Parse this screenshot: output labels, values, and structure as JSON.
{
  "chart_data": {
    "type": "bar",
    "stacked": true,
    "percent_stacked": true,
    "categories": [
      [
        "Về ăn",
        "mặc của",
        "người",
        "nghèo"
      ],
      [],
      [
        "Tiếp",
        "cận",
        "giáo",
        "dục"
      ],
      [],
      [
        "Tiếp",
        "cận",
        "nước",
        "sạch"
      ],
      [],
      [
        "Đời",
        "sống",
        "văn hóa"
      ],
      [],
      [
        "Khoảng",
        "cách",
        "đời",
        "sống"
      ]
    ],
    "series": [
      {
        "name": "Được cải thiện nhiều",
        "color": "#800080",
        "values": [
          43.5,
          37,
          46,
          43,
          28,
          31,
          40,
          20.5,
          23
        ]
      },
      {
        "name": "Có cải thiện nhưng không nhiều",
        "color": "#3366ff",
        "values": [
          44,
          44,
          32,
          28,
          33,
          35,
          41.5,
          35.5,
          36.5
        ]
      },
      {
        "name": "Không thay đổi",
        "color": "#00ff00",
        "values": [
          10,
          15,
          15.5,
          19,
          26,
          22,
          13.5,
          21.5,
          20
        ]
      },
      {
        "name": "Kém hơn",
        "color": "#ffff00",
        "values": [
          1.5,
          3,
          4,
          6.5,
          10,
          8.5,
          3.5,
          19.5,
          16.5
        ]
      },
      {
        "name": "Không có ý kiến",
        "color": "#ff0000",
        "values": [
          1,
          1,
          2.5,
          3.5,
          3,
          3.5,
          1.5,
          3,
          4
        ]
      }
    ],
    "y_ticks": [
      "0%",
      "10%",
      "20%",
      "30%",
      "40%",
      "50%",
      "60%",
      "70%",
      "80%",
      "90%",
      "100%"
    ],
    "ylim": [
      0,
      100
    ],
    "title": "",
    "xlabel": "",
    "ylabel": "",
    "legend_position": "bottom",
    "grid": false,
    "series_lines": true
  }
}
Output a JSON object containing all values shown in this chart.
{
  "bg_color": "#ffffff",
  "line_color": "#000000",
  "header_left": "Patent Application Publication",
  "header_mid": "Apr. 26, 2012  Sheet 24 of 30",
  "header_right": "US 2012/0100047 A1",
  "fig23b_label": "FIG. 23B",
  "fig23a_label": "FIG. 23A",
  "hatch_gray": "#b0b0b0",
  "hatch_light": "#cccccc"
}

══════════════════════════════

● Task instructions
In the listing, find all lines with the string "nhiều" and copy them.

● Completed exercise
        "name": "Được cải thiện nhiều",
        "name": "Có cải thiện nhưng không nhiều",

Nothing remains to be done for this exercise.